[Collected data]
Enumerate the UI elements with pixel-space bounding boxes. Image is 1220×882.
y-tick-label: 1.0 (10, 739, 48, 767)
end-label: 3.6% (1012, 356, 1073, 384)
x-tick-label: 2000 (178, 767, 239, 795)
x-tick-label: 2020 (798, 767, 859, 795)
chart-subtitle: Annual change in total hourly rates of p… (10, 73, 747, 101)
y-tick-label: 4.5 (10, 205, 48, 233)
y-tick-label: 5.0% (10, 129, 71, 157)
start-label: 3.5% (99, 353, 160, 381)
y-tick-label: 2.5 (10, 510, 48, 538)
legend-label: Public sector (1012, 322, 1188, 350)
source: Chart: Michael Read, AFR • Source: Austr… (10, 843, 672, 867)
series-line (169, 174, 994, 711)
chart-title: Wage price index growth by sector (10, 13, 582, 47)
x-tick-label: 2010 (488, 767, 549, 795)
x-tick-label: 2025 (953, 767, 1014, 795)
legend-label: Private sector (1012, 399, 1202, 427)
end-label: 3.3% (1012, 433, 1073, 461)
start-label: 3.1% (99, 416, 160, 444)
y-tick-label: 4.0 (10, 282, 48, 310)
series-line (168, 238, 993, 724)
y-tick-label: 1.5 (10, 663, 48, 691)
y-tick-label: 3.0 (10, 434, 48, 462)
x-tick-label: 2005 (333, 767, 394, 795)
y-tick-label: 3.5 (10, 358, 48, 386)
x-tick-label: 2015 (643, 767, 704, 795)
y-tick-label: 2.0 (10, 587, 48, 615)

Task objective - Swap "Public sector" for "Government sector" throughout the lines above, and leave everything else as it is.

Task solution -
Enumerate the UI elements with pixel-space bounding boxes. Image is 1220×882.
y-tick-label: 1.0 (10, 739, 48, 767)
end-label: 3.6% (1012, 356, 1073, 384)
x-tick-label: 2000 (178, 767, 239, 795)
x-tick-label: 2020 (798, 767, 859, 795)
chart-subtitle: Annual change in total hourly rates of p… (10, 73, 747, 101)
y-tick-label: 4.5 (10, 205, 48, 233)
y-tick-label: 5.0% (10, 129, 71, 157)
start-label: 3.5% (99, 353, 160, 381)
y-tick-label: 2.5 (10, 510, 48, 538)
legend-label: Government sector (1012, 322, 1188, 350)
source: Chart: Michael Read, AFR • Source: Austr… (10, 843, 672, 867)
series-line (169, 174, 994, 711)
chart-title: Wage price index growth by sector (10, 13, 582, 47)
x-tick-label: 2010 (488, 767, 549, 795)
x-tick-label: 2025 (953, 767, 1014, 795)
legend-label: Private sector (1012, 399, 1202, 427)
end-label: 3.3% (1012, 433, 1073, 461)
start-label: 3.1% (99, 416, 160, 444)
y-tick-label: 4.0 (10, 282, 48, 310)
series-line (168, 238, 993, 724)
y-tick-label: 1.5 (10, 663, 48, 691)
y-tick-label: 3.0 (10, 434, 48, 462)
x-tick-label: 2005 (333, 767, 394, 795)
y-tick-label: 3.5 (10, 358, 48, 386)
x-tick-label: 2015 (643, 767, 704, 795)
y-tick-label: 2.0 (10, 587, 48, 615)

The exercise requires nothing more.